■ What you need to do ■
Identify every line in the records below that contains the word "label", and reproduce each one.
#### Record list ####
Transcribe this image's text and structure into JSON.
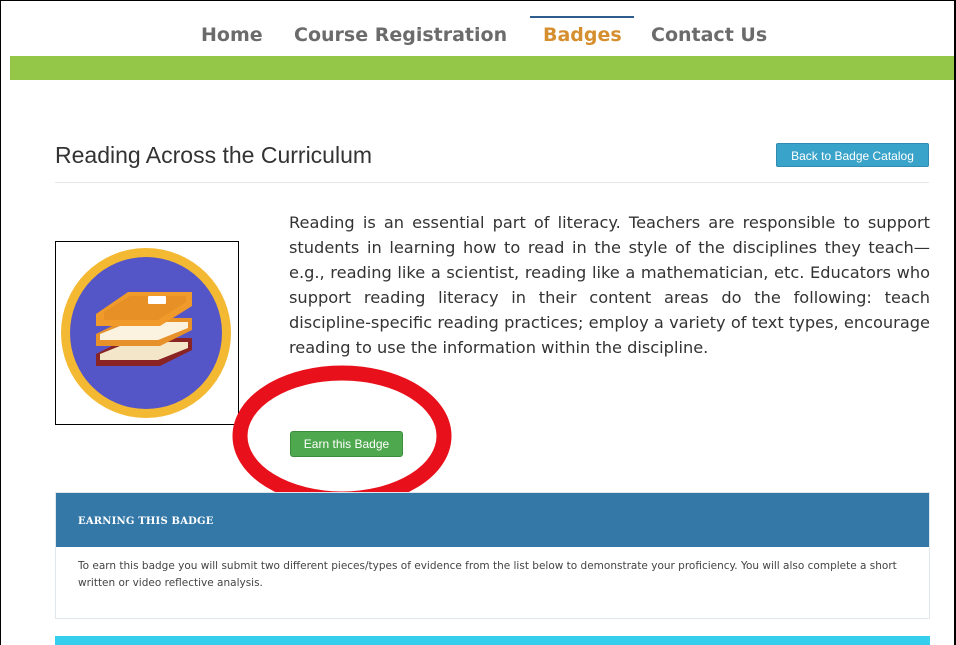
{
  "nav": {
    "items": [
      {
        "label": "Home"
      },
      {
        "label": "Course Registration"
      },
      {
        "label": "Badges"
      },
      {
        "label": "Contact Us"
      }
    ],
    "active_index": 2
  },
  "page": {
    "title": "Reading Across the Curriculum",
    "back_button": "Back to Badge Catalog",
    "description": "Reading is an essential part of literacy. Teachers are responsible to support students in learning how to read in the style of the disciplines they teach—e.g., reading like a scientist, reading like a mathematician, etc. Educators who support reading literacy in their content areas do the following: teach discipline-specific reading practices; employ a variety of text types, encourage reading to use the information within the discipline.",
    "earn_button": "Earn this Badge"
  },
  "earning_panel": {
    "title": "EARNING THIS BADGE",
    "body": "To earn this badge you will submit two different pieces/types of evidence from the list below to demonstrate your proficiency. You will also complete a short written or video reflective analysis."
  },
  "colors": {
    "nav_text": "#6b6b6b",
    "nav_active": "#d58f2e",
    "green_bar": "#94c748",
    "back_button": "#3aa3c9",
    "earn_button": "#4ea84e",
    "panel_header": "#3478a8",
    "cyan_bar": "#35cfee",
    "annotation_ring": "#e8101a"
  },
  "icons": {
    "badge": "book-stack-badge-icon"
  }
}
####
■ Solution to the problem ■
        "label": "Home"
        "label": "Course Registration"
        "label": "Badges"
        "label": "Contact Us"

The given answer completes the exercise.